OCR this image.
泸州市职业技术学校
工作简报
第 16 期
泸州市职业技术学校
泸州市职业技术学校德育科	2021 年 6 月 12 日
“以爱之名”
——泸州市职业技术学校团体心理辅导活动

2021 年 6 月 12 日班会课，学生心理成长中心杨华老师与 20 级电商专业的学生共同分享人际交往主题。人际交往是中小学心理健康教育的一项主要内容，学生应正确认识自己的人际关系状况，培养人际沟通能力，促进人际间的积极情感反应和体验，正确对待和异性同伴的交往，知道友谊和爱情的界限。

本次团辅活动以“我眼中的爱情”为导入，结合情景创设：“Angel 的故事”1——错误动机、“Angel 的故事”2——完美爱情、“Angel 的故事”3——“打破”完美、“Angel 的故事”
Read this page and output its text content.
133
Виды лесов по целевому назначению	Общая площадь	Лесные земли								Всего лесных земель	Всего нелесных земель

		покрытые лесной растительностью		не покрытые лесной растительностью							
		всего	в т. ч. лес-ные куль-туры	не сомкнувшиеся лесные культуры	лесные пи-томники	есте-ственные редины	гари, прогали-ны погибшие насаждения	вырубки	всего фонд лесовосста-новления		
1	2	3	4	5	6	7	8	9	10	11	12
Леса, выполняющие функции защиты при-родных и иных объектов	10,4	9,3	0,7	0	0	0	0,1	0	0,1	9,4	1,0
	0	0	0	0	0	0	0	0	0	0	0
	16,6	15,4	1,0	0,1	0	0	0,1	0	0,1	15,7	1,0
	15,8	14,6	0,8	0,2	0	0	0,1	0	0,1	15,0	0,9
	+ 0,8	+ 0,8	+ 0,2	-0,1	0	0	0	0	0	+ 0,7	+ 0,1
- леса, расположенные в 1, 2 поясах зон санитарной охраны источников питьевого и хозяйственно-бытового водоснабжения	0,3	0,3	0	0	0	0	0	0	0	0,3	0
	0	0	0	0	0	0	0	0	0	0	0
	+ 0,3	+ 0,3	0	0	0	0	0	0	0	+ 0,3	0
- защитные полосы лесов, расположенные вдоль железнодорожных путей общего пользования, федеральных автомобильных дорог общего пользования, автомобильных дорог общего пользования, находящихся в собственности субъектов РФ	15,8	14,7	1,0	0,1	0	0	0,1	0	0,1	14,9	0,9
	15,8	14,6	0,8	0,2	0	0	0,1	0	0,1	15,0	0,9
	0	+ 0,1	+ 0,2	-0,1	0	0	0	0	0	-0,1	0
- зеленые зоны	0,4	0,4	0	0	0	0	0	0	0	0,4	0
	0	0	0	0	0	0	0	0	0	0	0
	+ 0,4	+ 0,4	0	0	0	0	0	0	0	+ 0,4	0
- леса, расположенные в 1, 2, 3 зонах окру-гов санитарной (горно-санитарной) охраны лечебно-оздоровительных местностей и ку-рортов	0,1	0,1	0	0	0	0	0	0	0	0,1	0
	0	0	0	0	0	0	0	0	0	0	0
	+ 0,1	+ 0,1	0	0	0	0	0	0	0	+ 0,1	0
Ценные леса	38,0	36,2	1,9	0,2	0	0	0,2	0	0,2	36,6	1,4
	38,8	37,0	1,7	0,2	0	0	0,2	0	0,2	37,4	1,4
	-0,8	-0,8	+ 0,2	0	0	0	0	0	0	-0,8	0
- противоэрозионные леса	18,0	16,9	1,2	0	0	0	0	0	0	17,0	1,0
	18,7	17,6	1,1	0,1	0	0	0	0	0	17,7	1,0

————

■ Task details: Restate the data above word for word, please.

■ Solution to the problem:
OCR this image.
泸州市职业技术学校
工作简报
第 16 期
泸州市职业技术学校
泸州市职业技术学校德育科	2021 年 6 月 12 日
“以爱之名”
——泸州市职业技术学校团体心理辅导活动

2021 年 6 月 12 日班会课，学生心理成长中心杨华老师与 20 级电商专业的学生共同分享人际交往主题。人际交往是中小学心理健康教育的一项主要内容，学生应正确认识自己的人际关系状况，培养人际沟通能力，促进人际间的积极情感反应和体验，正确对待和异性同伴的交往，知道友谊和爱情的界限。

本次团辅活动以“我眼中的爱情”为导入，结合情景创设：“Angel 的故事”1——错误动机、“Angel 的故事”2——完美爱情、“Angel 的故事”3——“打破”完美、“Angel 的故事”
Read this page and output its text content.
133
Виды лесов по целевому назначению	Общая площадь	Лесные земли								Всего лесных земель	Всего нелесных земель

		покрытые лесной растительностью		не покрытые лесной растительностью							
		всего	в т. ч. лес-ные куль-туры	не сомкнувшиеся лесные культуры	лесные пи-томники	есте-ственные редины	гари, прогали-ны погибшие насаждения	вырубки	всего фонд лесовосста-новления		
1	2	3	4	5	6	7	8	9	10	11	12
Леса, выполняющие функции защиты при-родных и иных объектов	10,4	9,3	0,7	0	0	0	0,1	0	0,1	9,4	1,0
	0	0	0	0	0	0	0	0	0	0	0
	16,6	15,4	1,0	0,1	0	0	0,1	0	0,1	15,7	1,0
	15,8	14,6	0,8	0,2	0	0	0,1	0	0,1	15,0	0,9
	+ 0,8	+ 0,8	+ 0,2	-0,1	0	0	0	0	0	+ 0,7	+ 0,1
- леса, расположенные в 1, 2 поясах зон санитарной охраны источников питьевого и хозяйственно-бытового водоснабжения	0,3	0,3	0	0	0	0	0	0	0	0,3	0
	0	0	0	0	0	0	0	0	0	0	0
	+ 0,3	+ 0,3	0	0	0	0	0	0	0	+ 0,3	0
- защитные полосы лесов, расположенные вдоль железнодорожных путей общего пользования, федеральных автомобильных дорог общего пользования, автомобильных дорог общего пользования, находящихся в собственности субъектов РФ	15,8	14,7	1,0	0,1	0	0	0,1	0	0,1	14,9	0,9
	15,8	14,6	0,8	0,2	0	0	0,1	0	0,1	15,0	0,9
	0	+ 0,1	+ 0,2	-0,1	0	0	0	0	0	-0,1	0
- зеленые зоны	0,4	0,4	0	0	0	0	0	0	0	0,4	0
	0	0	0	0	0	0	0	0	0	0	0
	+ 0,4	+ 0,4	0	0	0	0	0	0	0	+ 0,4	0
- леса, расположенные в 1, 2, 3 зонах окру-гов санитарной (горно-санитарной) охраны лечебно-оздоровительных местностей и ку-рортов	0,1	0,1	0	0	0	0	0	0	0	0,1	0
	0	0	0	0	0	0	0	0	0	0	0
	+ 0,1	+ 0,1	0	0	0	0	0	0	0	+ 0,1	0
Ценные леса	38,0	36,2	1,9	0,2	0	0	0,2	0	0,2	36,6	1,4
	38,8	37,0	1,7	0,2	0	0	0,2	0	0,2	37,4	1,4
	-0,8	-0,8	+ 0,2	0	0	0	0	0	0	-0,8	0
- противоэрозионные леса	18,0	16,9	1,2	0	0	0	0	0	0	17,0	1,0
	18,7	17,6	1,1	0,1	0	0	0	0	0	17,7	1,0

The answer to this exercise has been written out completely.